SUPPLIED DATA

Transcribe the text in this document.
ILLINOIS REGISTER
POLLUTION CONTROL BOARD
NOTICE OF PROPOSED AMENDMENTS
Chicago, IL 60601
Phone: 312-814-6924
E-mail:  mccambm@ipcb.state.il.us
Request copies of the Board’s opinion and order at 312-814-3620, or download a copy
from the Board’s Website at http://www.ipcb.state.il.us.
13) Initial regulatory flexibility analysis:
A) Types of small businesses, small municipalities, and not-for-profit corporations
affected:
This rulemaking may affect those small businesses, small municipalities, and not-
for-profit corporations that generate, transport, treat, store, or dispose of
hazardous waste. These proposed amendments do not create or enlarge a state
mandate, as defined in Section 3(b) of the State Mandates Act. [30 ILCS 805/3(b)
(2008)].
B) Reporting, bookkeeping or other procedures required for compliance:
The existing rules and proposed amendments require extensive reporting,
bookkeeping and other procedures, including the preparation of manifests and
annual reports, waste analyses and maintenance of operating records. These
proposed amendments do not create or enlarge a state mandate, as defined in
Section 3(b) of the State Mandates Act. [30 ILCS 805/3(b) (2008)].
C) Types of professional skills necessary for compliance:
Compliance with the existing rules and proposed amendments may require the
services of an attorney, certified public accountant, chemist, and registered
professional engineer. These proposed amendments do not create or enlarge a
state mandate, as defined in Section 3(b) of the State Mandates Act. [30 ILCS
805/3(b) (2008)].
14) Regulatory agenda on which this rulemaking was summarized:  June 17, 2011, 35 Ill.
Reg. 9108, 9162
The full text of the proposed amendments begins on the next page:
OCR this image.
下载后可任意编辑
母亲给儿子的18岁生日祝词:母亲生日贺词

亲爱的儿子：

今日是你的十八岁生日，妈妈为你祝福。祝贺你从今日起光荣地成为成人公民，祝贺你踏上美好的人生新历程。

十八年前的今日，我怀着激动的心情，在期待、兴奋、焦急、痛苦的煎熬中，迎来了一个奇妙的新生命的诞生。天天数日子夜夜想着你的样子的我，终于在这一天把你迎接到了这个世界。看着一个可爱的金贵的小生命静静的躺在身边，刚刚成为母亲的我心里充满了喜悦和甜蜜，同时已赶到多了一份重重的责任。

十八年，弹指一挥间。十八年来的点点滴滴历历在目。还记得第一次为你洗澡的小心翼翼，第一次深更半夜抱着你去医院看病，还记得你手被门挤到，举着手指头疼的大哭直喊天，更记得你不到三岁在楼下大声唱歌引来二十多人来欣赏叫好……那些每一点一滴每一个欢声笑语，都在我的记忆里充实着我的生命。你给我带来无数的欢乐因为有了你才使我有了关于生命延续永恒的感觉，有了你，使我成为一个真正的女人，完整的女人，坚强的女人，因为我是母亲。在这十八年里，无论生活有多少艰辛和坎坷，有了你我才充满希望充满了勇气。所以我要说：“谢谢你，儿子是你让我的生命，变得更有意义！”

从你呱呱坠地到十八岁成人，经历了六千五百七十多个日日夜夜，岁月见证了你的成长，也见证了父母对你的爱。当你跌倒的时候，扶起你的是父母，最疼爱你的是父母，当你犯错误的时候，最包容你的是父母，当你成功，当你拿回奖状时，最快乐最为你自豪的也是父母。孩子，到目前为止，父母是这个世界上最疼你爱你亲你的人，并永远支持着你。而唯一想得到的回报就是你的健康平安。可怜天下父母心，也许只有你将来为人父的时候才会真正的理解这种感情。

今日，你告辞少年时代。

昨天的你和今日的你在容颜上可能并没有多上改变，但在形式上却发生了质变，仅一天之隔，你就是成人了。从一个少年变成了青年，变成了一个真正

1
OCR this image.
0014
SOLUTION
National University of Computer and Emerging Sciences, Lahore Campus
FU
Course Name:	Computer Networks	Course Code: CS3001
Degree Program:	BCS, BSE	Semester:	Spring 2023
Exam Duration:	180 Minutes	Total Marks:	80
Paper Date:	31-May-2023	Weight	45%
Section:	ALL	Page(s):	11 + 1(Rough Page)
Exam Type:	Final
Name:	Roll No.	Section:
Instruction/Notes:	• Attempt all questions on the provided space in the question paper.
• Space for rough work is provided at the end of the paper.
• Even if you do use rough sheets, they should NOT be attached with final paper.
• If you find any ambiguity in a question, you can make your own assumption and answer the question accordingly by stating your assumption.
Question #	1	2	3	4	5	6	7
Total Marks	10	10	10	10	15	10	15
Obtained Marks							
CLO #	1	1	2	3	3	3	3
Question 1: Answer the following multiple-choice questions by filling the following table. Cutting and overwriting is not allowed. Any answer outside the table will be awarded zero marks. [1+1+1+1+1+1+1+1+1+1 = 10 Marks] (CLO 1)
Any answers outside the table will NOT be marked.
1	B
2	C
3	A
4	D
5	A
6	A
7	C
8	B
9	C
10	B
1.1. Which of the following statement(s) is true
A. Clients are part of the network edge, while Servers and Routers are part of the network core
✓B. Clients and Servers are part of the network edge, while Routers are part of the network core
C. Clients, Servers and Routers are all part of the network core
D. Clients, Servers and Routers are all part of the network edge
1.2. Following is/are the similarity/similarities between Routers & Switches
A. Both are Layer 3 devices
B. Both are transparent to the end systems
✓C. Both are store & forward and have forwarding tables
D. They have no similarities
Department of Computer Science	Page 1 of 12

STATED EXERCISE
Go through the listing above and locate each line that holds the word "Clients". Copy those lines.

SOLUTION
A. Clients are part of the network edge, while Servers and Routers are part of the network core
✓B. Clients and Servers are part of the network edge, while Routers are part of the network core
C. Clients, Servers and Routers are all part of the network core
D. Clients, Servers and Routers are all part of the network edge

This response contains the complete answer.